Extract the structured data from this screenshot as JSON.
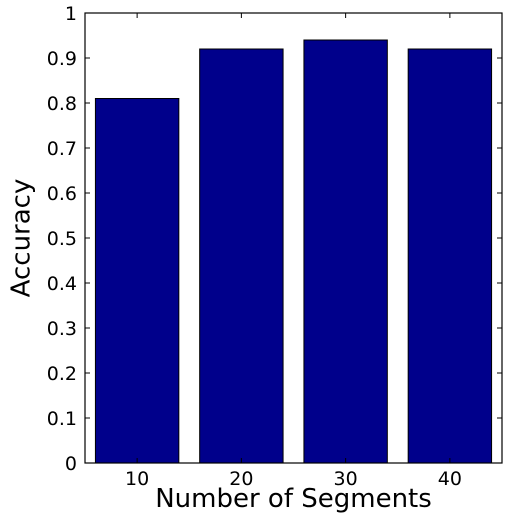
{
  "chart_data": {
    "type": "bar",
    "title": "",
    "xlabel": "Number of Segments",
    "ylabel": "Accuracy",
    "categories": [
      "10",
      "20",
      "30",
      "40"
    ],
    "values": [
      0.81,
      0.92,
      0.94,
      0.92
    ],
    "ylim": [
      0,
      1
    ],
    "yticks": [
      "0",
      "0.1",
      "0.2",
      "0.3",
      "0.4",
      "0.5",
      "0.6",
      "0.7",
      "0.8",
      "0.9",
      "1"
    ],
    "grid": false,
    "legend": "none",
    "bar_color": "#00008b",
    "bar_edge_color": "#000000"
  }
}
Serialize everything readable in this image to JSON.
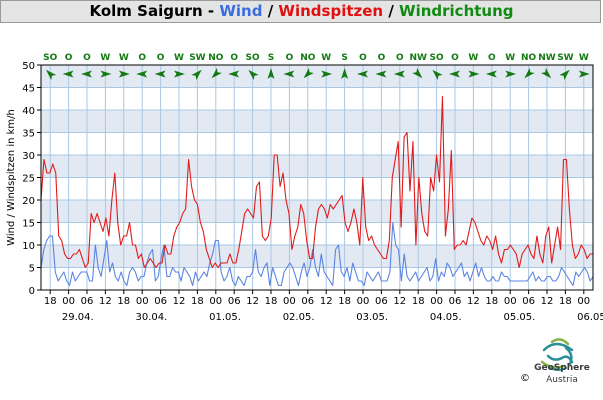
□ □ □
» Exercise:
Pictures are excluded; repeat every record exactly.

» Answer:
Extract the structured data from this screenshot as JSON.
{
  "chart_data": {
    "type": "bar",
    "title": "",
    "xlabel": "Number of Segments",
    "ylabel": "Accuracy",
    "categories": [
      "10",
      "20",
      "30",
      "40"
    ],
    "values": [
      0.81,
      0.92,
      0.94,
      0.92
    ],
    "ylim": [
      0,
      1
    ],
    "yticks": [
      "0",
      "0.1",
      "0.2",
      "0.3",
      "0.4",
      "0.5",
      "0.6",
      "0.7",
      "0.8",
      "0.9",
      "1"
    ],
    "grid": false,
    "legend": "none",
    "bar_color": "#00008b",
    "bar_edge_color": "#000000"
  }
}
Serialize everything readable in this image to JSON.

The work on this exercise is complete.